SHORT EXERCISE. In full and without alteration, repeat the material.

[Dataset items]
=====

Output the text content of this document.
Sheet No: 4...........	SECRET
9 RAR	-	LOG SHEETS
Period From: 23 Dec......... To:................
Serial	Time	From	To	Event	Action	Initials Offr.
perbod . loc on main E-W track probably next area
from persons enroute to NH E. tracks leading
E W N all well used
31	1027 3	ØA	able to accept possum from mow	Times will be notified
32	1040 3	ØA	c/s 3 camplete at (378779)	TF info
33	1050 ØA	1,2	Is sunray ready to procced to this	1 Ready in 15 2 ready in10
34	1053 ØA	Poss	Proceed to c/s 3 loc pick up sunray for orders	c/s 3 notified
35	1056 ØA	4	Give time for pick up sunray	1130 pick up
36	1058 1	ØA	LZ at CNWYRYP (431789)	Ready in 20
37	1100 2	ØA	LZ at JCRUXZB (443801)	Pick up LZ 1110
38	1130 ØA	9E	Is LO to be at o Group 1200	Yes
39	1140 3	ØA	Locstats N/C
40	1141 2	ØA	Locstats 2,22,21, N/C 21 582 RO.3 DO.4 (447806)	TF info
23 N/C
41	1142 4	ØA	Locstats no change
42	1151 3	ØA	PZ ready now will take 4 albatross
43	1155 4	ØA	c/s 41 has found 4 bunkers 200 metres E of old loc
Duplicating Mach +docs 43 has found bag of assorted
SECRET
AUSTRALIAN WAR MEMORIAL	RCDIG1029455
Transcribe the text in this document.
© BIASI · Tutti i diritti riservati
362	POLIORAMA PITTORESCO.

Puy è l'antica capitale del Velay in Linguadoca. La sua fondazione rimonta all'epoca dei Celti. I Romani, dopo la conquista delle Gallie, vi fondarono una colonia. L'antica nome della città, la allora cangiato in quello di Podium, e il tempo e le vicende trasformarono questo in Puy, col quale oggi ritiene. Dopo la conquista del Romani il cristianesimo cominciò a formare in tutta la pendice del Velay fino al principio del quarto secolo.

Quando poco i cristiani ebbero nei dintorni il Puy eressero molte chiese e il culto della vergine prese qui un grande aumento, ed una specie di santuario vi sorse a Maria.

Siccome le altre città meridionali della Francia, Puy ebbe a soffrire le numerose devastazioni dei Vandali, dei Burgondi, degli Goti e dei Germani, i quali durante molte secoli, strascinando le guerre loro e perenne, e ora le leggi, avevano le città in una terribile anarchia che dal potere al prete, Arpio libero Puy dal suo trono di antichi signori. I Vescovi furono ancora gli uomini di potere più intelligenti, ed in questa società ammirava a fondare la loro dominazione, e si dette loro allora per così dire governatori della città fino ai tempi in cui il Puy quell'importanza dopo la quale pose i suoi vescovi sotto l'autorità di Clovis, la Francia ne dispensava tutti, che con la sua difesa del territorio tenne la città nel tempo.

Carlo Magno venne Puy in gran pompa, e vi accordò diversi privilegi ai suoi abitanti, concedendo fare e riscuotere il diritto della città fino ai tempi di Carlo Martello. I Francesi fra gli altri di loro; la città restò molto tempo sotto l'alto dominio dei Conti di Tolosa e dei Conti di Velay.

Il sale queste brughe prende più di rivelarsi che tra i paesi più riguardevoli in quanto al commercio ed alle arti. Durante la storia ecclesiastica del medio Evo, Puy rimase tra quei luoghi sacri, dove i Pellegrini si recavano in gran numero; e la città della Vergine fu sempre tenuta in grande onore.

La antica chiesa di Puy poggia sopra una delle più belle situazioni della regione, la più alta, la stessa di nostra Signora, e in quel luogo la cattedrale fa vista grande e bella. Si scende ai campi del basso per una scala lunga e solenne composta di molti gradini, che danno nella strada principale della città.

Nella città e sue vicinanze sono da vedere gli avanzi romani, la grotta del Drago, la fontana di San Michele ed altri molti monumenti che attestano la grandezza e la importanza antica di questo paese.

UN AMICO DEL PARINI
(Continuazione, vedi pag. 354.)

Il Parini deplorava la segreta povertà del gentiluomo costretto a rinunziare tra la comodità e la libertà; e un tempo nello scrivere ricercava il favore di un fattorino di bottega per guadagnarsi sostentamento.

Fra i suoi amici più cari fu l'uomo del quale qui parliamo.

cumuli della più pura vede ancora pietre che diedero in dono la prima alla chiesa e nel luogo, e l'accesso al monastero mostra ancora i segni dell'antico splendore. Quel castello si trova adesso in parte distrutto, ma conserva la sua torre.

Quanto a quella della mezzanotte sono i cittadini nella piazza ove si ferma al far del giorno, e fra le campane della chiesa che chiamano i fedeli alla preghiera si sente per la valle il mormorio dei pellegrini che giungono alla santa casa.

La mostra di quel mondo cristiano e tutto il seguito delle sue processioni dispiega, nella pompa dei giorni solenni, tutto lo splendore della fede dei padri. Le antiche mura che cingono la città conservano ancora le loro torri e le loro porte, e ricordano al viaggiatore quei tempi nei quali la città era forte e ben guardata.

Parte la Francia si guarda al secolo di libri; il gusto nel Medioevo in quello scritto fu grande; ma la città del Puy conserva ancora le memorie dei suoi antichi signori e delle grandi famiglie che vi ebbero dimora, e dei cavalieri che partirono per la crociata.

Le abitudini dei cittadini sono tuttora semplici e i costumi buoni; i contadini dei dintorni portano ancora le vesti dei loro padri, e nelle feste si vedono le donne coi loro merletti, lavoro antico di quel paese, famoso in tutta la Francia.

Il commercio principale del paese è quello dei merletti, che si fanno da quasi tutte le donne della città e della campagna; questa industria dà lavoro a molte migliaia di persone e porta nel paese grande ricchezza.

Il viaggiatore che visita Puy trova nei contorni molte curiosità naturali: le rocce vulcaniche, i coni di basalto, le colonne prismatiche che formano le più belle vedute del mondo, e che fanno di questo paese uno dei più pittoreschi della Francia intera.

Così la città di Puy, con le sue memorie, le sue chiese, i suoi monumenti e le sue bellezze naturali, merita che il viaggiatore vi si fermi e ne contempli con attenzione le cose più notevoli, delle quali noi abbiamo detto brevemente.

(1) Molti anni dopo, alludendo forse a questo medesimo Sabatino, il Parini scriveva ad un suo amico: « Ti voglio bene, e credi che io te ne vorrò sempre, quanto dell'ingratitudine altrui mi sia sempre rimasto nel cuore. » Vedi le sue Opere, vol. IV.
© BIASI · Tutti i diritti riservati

=====

ANSWER TO THIS TASK.
Output the text content of this document.
Sheet No: 4...........	SECRET
9 RAR	-	LOG SHEETS
Period From: 23 Dec......... To:................
Serial	Time	From	To	Event	Action	Initials Offr.
perbod . loc on main E-W track probably next area
from persons enroute to NH E. tracks leading
E W N all well used
31	1027 3	ØA	able to accept possum from mow	Times will be notified
32	1040 3	ØA	c/s 3 camplete at (378779)	TF info
33	1050 ØA	1,2	Is sunray ready to procced to this	1 Ready in 15 2 ready in10
34	1053 ØA	Poss	Proceed to c/s 3 loc pick up sunray for orders	c/s 3 notified
35	1056 ØA	4	Give time for pick up sunray	1130 pick up
36	1058 1	ØA	LZ at CNWYRYP (431789)	Ready in 20
37	1100 2	ØA	LZ at JCRUXZB (443801)	Pick up LZ 1110
38	1130 ØA	9E	Is LO to be at o Group 1200	Yes
39	1140 3	ØA	Locstats N/C
40	1141 2	ØA	Locstats 2,22,21, N/C 21 582 RO.3 DO.4 (447806)	TF info
23 N/C
41	1142 4	ØA	Locstats no change
42	1151 3	ØA	PZ ready now will take 4 albatross
43	1155 4	ØA	c/s 41 has found 4 bunkers 200 metres E of old loc
Duplicating Mach +docs 43 has found bag of assorted
SECRET
AUSTRALIAN WAR MEMORIAL	RCDIG1029455
Transcribe the text in this document.
© BIASI · Tutti i diritti riservati
362	POLIORAMA PITTORESCO.

Puy è l'antica capitale del Velay in Linguadoca. La sua fondazione rimonta all'epoca dei Celti. I Romani, dopo la conquista delle Gallie, vi fondarono una colonia. L'antica nome della città, la allora cangiato in quello di Podium, e il tempo e le vicende trasformarono questo in Puy, col quale oggi ritiene. Dopo la conquista del Romani il cristianesimo cominciò a formare in tutta la pendice del Velay fino al principio del quarto secolo.

Quando poco i cristiani ebbero nei dintorni il Puy eressero molte chiese e il culto della vergine prese qui un grande aumento, ed una specie di santuario vi sorse a Maria.

Siccome le altre città meridionali della Francia, Puy ebbe a soffrire le numerose devastazioni dei Vandali, dei Burgondi, degli Goti e dei Germani, i quali durante molte secoli, strascinando le guerre loro e perenne, e ora le leggi, avevano le città in una terribile anarchia che dal potere al prete, Arpio libero Puy dal suo trono di antichi signori. I Vescovi furono ancora gli uomini di potere più intelligenti, ed in questa società ammirava a fondare la loro dominazione, e si dette loro allora per così dire governatori della città fino ai tempi in cui il Puy quell'importanza dopo la quale pose i suoi vescovi sotto l'autorità di Clovis, la Francia ne dispensava tutti, che con la sua difesa del territorio tenne la città nel tempo.

Carlo Magno venne Puy in gran pompa, e vi accordò diversi privilegi ai suoi abitanti, concedendo fare e riscuotere il diritto della città fino ai tempi di Carlo Martello. I Francesi fra gli altri di loro; la città restò molto tempo sotto l'alto dominio dei Conti di Tolosa e dei Conti di Velay.

Il sale queste brughe prende più di rivelarsi che tra i paesi più riguardevoli in quanto al commercio ed alle arti. Durante la storia ecclesiastica del medio Evo, Puy rimase tra quei luoghi sacri, dove i Pellegrini si recavano in gran numero; e la città della Vergine fu sempre tenuta in grande onore.

La antica chiesa di Puy poggia sopra una delle più belle situazioni della regione, la più alta, la stessa di nostra Signora, e in quel luogo la cattedrale fa vista grande e bella. Si scende ai campi del basso per una scala lunga e solenne composta di molti gradini, che danno nella strada principale della città.

Nella città e sue vicinanze sono da vedere gli avanzi romani, la grotta del Drago, la fontana di San Michele ed altri molti monumenti che attestano la grandezza e la importanza antica di questo paese.

UN AMICO DEL PARINI
(Continuazione, vedi pag. 354.)

Il Parini deplorava la segreta povertà del gentiluomo costretto a rinunziare tra la comodità e la libertà; e un tempo nello scrivere ricercava il favore di un fattorino di bottega per guadagnarsi sostentamento.

Fra i suoi amici più cari fu l'uomo del quale qui parliamo.

cumuli della più pura vede ancora pietre che diedero in dono la prima alla chiesa e nel luogo, e l'accesso al monastero mostra ancora i segni dell'antico splendore. Quel castello si trova adesso in parte distrutto, ma conserva la sua torre.

Quanto a quella della mezzanotte sono i cittadini nella piazza ove si ferma al far del giorno, e fra le campane della chiesa che chiamano i fedeli alla preghiera si sente per la valle il mormorio dei pellegrini che giungono alla santa casa.

La mostra di quel mondo cristiano e tutto il seguito delle sue processioni dispiega, nella pompa dei giorni solenni, tutto lo splendore della fede dei padri. Le antiche mura che cingono la città conservano ancora le loro torri e le loro porte, e ricordano al viaggiatore quei tempi nei quali la città era forte e ben guardata.

Parte la Francia si guarda al secolo di libri; il gusto nel Medioevo in quello scritto fu grande; ma la città del Puy conserva ancora le memorie dei suoi antichi signori e delle grandi famiglie che vi ebbero dimora, e dei cavalieri che partirono per la crociata.

Le abitudini dei cittadini sono tuttora semplici e i costumi buoni; i contadini dei dintorni portano ancora le vesti dei loro padri, e nelle feste si vedono le donne coi loro merletti, lavoro antico di quel paese, famoso in tutta la Francia.

Il commercio principale del paese è quello dei merletti, che si fanno da quasi tutte le donne della città e della campagna; questa industria dà lavoro a molte migliaia di persone e porta nel paese grande ricchezza.

Il viaggiatore che visita Puy trova nei contorni molte curiosità naturali: le rocce vulcaniche, i coni di basalto, le colonne prismatiche che formano le più belle vedute del mondo, e che fanno di questo paese uno dei più pittoreschi della Francia intera.

Così la città di Puy, con le sue memorie, le sue chiese, i suoi monumenti e le sue bellezze naturali, merita che il viaggiatore vi si fermi e ne contempli con attenzione le cose più notevoli, delle quali noi abbiamo detto brevemente.

(1) Molti anni dopo, alludendo forse a questo medesimo Sabatino, il Parini scriveva ad un suo amico: « Ti voglio bene, e credi che io te ne vorrò sempre, quanto dell'ingratitudine altrui mi sia sempre rimasto nel cuore. » Vedi le sue Opere, vol. IV.
© BIASI · Tutti i diritti riservati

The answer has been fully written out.